## start Listed records

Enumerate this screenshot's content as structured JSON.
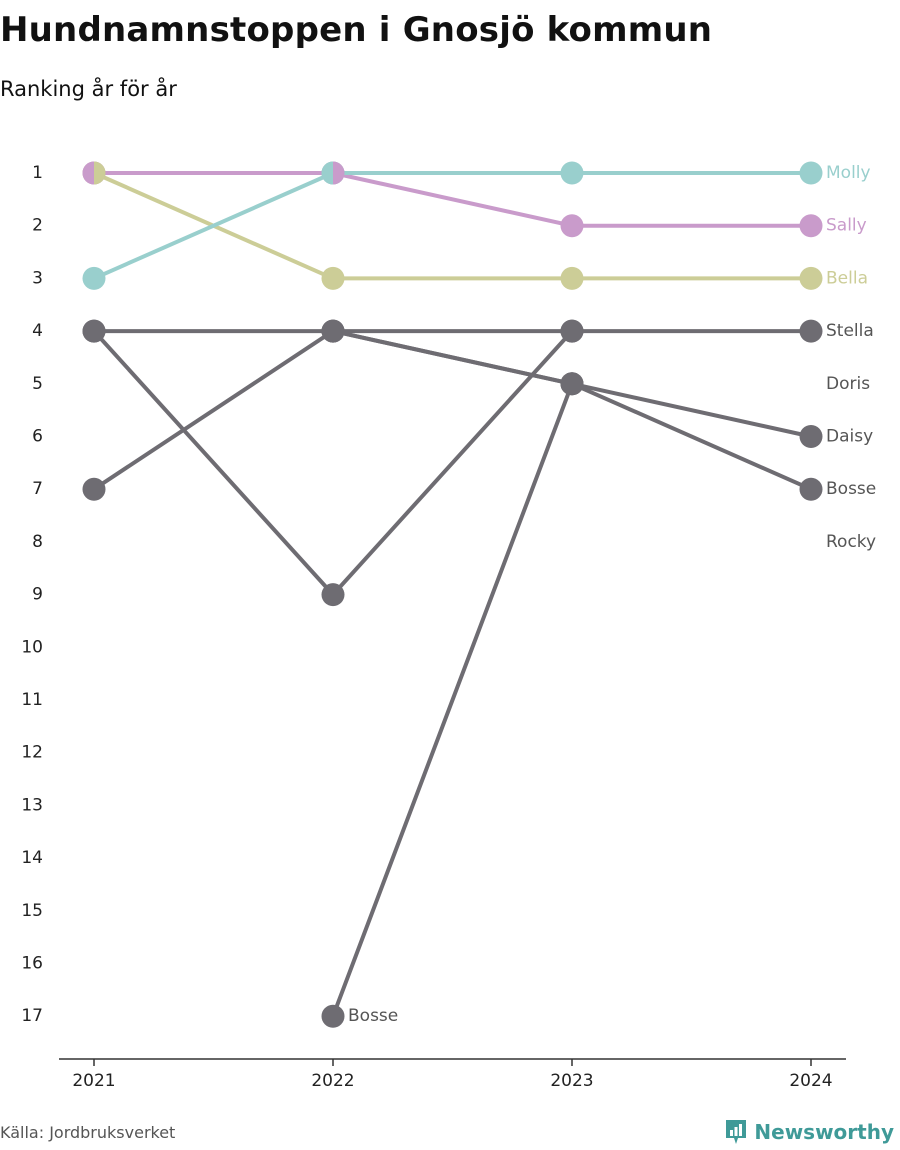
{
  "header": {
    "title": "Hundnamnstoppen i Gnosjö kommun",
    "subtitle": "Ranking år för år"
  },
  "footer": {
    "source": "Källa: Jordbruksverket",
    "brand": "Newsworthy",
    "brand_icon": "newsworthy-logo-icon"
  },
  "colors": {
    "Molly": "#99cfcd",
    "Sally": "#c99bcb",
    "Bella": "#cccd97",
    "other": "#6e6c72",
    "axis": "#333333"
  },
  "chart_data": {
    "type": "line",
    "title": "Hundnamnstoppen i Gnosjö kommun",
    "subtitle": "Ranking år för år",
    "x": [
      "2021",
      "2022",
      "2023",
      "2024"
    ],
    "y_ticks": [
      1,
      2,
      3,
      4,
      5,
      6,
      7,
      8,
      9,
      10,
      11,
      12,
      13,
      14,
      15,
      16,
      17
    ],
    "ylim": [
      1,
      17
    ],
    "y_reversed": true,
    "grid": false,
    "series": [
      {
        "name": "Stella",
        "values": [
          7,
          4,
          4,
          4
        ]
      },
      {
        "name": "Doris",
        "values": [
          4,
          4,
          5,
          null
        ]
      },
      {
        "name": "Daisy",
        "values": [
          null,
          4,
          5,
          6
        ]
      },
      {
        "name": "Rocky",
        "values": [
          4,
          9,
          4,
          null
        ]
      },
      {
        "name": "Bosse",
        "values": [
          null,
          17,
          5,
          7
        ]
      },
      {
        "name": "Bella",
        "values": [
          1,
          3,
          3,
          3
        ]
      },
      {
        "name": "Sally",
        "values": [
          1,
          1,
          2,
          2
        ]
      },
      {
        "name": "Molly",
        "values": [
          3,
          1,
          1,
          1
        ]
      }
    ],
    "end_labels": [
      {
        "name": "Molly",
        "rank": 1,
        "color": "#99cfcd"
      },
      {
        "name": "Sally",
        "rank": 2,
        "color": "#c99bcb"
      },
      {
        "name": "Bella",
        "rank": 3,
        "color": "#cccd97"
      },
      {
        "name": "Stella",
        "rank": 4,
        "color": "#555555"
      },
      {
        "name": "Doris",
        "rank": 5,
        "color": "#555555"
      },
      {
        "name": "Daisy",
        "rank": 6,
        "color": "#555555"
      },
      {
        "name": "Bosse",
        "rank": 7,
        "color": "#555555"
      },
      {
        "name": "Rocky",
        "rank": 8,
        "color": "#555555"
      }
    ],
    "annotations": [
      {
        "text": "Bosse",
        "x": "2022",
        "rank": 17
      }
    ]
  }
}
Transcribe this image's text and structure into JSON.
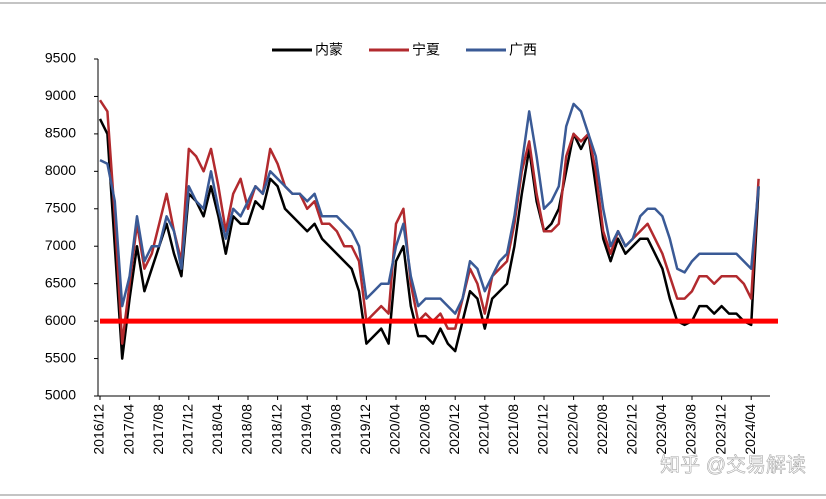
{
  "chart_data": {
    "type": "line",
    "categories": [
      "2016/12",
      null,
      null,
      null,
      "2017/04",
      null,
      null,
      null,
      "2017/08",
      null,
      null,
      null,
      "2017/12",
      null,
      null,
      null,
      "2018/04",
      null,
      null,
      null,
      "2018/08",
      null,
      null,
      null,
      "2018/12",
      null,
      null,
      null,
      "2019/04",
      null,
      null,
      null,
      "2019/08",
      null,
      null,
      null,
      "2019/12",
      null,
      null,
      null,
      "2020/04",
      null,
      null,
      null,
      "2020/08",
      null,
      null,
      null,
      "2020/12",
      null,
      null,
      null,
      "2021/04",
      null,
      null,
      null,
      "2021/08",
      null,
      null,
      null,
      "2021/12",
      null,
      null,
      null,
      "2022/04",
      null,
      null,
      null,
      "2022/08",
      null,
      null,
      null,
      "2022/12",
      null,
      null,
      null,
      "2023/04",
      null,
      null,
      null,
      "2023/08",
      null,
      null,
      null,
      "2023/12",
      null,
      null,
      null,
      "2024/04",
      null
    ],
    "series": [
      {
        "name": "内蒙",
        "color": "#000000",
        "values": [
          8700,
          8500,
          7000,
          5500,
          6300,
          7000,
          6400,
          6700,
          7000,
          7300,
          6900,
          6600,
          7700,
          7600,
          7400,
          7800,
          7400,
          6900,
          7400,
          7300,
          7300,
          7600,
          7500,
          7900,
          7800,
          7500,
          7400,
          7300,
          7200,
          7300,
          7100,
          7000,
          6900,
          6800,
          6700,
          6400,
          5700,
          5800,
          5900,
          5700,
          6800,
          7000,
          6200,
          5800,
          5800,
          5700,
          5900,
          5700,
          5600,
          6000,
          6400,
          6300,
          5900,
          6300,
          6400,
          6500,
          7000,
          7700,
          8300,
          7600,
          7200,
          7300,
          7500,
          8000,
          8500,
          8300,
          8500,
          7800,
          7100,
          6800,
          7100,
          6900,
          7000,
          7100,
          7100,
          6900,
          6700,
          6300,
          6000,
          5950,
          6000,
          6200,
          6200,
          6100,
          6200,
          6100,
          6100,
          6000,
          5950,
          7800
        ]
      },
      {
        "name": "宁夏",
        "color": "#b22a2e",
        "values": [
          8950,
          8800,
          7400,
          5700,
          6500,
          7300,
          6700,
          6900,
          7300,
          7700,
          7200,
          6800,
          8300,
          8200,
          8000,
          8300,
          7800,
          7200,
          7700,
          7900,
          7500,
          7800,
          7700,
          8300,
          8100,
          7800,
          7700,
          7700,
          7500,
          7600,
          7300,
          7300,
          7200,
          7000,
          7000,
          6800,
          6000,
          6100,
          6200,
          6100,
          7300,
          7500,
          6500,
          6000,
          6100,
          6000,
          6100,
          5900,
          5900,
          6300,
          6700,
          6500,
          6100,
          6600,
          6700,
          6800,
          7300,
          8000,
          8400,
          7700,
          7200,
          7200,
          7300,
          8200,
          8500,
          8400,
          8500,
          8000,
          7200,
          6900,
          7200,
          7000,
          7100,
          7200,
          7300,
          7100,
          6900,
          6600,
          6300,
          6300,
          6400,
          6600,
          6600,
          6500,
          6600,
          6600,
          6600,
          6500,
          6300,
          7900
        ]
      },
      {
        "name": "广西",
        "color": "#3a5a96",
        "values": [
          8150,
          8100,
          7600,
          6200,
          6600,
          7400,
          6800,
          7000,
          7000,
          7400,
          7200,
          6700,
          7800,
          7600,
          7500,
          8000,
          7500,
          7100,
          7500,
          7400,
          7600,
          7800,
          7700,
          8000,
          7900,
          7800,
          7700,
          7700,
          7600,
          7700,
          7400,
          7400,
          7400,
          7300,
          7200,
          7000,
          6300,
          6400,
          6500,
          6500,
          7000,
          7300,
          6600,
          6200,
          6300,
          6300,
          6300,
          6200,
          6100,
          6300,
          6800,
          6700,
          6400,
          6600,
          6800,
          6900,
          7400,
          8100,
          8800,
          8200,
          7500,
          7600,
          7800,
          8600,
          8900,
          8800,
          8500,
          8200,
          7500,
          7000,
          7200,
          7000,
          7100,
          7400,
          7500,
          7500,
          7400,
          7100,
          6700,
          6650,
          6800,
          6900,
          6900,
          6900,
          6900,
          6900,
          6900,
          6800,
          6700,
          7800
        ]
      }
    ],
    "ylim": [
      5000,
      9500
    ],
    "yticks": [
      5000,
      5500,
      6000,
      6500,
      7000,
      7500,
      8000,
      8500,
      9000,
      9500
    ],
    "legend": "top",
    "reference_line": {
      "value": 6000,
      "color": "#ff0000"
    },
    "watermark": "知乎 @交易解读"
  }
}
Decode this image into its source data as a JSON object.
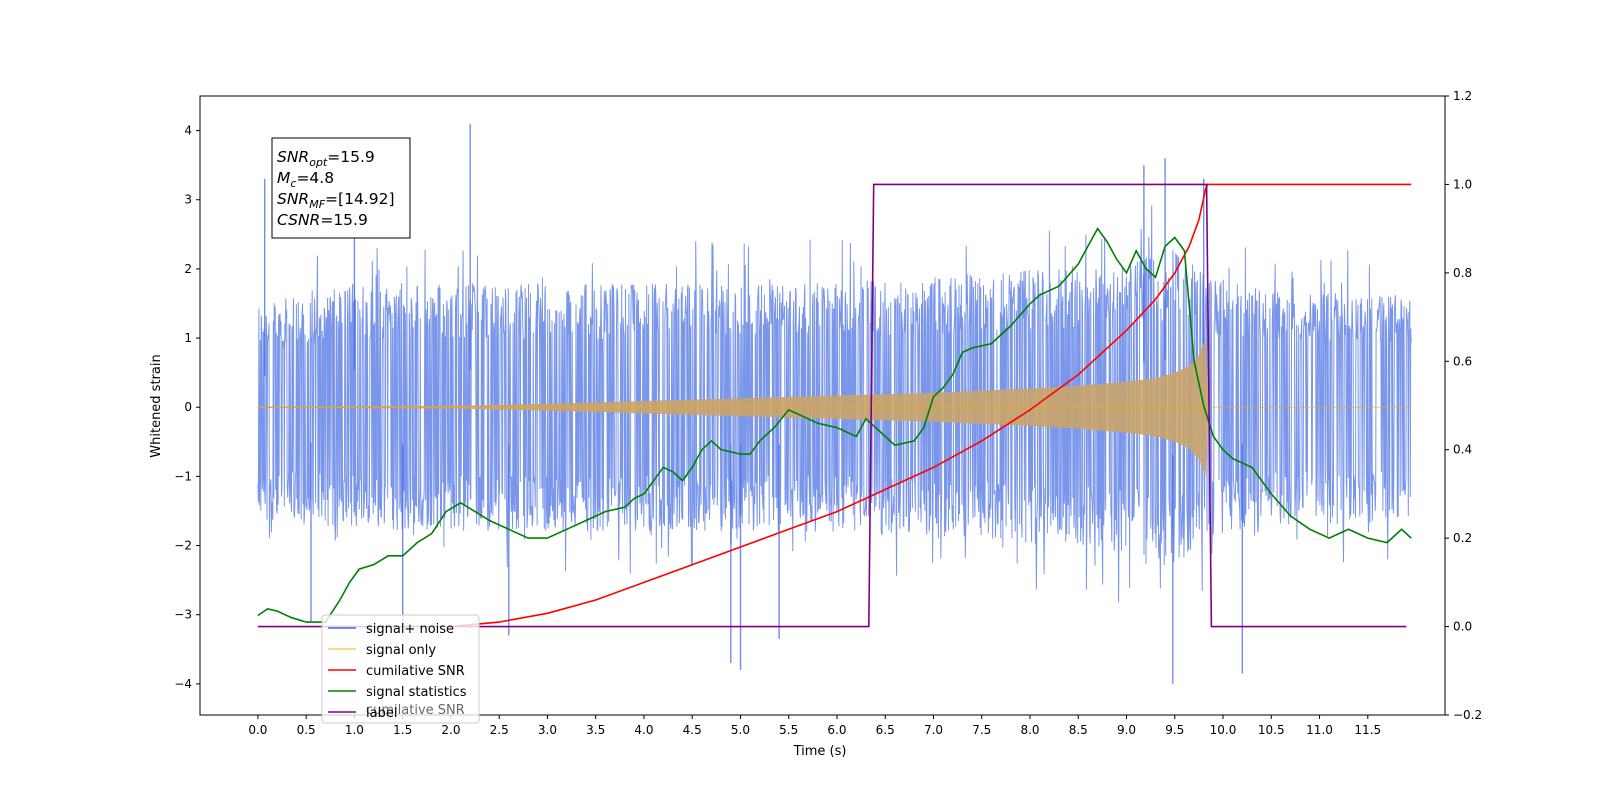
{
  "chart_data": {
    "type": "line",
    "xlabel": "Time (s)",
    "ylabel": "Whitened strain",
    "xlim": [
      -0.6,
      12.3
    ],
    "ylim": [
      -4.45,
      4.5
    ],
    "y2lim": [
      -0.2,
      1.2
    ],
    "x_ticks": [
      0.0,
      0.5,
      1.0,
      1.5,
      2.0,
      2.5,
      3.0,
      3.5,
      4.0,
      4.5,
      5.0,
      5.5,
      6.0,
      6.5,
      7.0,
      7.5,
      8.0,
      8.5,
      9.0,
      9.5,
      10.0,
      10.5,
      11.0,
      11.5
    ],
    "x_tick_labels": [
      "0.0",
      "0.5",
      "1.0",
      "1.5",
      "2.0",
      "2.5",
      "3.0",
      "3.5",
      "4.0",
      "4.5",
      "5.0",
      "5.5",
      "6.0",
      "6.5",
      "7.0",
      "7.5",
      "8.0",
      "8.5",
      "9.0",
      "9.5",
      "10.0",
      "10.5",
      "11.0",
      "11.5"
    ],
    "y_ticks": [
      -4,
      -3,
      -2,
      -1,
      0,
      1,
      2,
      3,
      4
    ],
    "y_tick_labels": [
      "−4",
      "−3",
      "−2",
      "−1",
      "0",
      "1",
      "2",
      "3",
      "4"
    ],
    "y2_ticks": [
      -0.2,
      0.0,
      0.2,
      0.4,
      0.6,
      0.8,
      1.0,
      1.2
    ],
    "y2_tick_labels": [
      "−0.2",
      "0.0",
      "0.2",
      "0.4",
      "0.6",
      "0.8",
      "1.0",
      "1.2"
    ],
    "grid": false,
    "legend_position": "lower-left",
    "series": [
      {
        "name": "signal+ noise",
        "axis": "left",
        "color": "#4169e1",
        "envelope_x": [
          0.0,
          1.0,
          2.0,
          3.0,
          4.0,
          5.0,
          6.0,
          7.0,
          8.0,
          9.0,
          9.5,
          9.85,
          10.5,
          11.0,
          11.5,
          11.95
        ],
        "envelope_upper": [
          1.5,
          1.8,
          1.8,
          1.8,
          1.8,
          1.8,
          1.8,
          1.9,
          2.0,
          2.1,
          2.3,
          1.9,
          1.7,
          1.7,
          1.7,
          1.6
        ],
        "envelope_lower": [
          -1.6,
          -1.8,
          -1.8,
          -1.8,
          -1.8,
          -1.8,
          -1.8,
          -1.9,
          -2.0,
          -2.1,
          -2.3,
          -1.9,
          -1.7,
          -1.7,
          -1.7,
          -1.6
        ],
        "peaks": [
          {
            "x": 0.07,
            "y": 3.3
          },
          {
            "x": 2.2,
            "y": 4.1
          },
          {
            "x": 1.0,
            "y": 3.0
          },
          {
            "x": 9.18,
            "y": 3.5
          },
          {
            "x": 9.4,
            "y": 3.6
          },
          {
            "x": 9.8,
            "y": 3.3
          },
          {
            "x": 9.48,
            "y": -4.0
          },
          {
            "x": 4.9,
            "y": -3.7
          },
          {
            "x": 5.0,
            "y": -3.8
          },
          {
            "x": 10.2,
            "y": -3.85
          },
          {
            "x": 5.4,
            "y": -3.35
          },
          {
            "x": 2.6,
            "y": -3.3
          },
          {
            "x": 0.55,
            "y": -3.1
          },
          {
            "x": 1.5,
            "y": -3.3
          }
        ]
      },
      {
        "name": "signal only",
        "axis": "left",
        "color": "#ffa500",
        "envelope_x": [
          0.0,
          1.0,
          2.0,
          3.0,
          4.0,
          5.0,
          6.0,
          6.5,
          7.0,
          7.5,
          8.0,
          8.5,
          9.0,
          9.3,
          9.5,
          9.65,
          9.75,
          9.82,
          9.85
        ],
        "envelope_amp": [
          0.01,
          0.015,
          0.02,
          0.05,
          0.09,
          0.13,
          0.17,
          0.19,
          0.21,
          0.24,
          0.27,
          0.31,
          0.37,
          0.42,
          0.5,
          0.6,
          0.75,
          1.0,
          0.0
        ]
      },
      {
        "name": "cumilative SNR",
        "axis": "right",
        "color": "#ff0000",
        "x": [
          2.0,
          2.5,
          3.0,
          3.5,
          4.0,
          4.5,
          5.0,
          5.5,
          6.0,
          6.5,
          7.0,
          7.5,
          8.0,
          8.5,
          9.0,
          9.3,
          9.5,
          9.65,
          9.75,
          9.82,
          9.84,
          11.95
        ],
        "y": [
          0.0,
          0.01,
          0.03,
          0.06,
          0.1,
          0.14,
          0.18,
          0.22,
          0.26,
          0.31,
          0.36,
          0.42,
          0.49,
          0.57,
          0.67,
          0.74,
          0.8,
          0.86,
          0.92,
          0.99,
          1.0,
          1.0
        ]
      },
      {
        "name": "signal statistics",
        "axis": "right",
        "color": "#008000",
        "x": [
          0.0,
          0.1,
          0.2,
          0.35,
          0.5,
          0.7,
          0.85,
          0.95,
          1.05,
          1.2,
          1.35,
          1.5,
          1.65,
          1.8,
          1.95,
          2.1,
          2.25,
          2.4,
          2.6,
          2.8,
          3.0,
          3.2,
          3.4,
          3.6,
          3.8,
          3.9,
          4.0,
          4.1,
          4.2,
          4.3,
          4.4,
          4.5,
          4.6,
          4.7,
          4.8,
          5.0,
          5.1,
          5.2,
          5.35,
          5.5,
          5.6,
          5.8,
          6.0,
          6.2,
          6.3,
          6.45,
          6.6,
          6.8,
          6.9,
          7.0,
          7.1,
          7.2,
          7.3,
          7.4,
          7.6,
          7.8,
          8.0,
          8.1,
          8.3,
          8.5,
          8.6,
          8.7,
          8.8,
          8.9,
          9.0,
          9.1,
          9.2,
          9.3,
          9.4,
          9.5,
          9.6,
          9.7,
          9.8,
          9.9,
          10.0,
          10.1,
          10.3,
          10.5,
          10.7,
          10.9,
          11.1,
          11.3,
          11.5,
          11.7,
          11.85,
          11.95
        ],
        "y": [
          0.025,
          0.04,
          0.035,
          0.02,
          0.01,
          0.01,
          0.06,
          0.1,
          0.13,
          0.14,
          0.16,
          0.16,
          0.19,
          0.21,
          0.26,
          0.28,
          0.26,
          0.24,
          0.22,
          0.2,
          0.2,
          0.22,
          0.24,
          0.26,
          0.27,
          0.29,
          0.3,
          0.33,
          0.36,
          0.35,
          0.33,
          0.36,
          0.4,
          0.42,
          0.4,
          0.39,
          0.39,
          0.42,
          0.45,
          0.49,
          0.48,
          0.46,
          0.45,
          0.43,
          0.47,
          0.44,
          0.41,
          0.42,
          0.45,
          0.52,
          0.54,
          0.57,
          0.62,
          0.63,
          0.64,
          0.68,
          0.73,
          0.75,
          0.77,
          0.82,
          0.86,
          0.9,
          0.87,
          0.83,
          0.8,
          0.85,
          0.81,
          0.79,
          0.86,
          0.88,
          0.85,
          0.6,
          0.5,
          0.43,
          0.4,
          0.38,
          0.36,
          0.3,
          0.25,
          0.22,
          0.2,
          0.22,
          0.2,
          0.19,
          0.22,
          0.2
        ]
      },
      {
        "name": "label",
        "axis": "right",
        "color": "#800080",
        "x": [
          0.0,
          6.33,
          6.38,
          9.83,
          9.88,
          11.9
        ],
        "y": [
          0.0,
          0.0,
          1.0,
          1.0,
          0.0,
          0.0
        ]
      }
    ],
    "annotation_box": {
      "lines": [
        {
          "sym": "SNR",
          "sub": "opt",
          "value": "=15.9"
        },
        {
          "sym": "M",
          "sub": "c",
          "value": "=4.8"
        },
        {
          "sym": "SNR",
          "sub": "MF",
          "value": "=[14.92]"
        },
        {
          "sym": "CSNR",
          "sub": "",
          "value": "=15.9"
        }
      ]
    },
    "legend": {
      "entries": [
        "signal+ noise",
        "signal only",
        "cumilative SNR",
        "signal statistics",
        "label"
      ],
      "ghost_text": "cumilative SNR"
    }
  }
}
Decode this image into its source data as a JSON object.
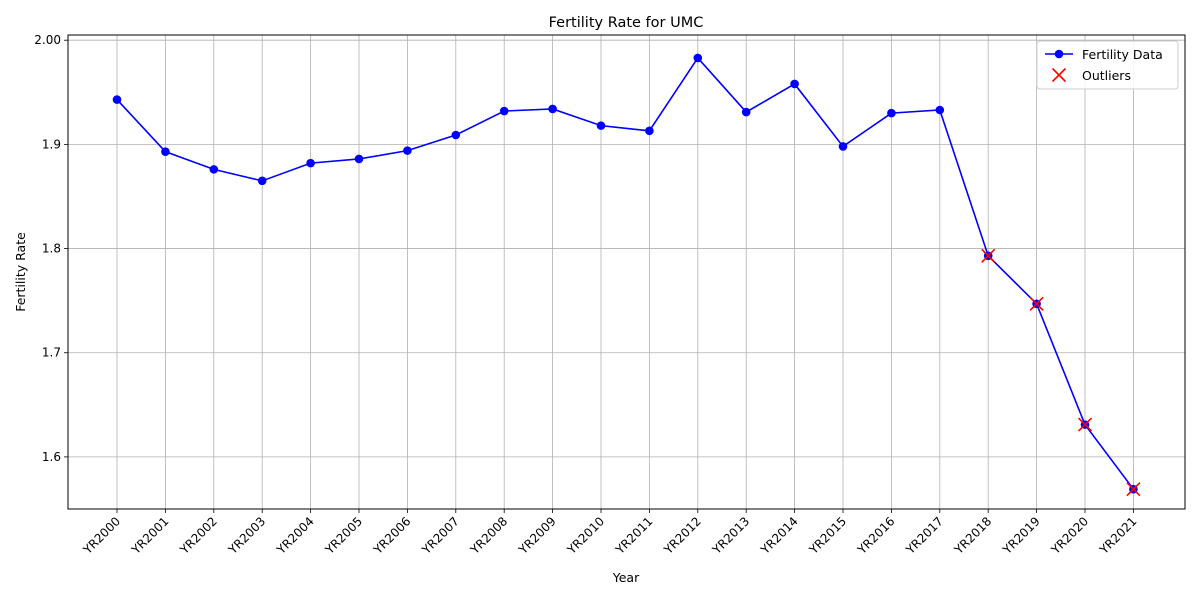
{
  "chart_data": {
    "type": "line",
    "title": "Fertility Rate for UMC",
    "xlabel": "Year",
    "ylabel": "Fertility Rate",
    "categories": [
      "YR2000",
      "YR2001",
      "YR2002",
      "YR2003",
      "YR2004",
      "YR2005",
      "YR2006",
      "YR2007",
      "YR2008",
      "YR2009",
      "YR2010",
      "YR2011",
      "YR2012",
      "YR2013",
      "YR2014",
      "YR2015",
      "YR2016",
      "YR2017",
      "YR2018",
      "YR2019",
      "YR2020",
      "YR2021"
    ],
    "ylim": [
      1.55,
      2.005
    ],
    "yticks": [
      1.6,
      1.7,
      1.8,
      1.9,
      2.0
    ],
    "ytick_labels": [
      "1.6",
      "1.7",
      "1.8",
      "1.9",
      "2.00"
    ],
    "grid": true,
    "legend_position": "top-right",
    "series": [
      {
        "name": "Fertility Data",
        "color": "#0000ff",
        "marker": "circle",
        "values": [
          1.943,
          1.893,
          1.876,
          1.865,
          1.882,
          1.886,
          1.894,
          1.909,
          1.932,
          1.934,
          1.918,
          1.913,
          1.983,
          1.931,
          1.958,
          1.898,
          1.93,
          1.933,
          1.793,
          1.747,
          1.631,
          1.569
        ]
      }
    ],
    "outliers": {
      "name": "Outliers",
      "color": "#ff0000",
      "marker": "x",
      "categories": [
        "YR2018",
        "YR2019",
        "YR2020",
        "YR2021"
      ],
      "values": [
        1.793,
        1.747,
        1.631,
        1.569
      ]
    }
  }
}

## end Listed records

* **Exercise aim**: Select all lines in the listing above where the word "signal" appears, and show them.

* **Result for this exercise**:
        "name": "signal+ noise",
        "name": "signal only",
        "name": "signal statistics",
        "signal+ noise",
        "signal only",
        "signal statistics",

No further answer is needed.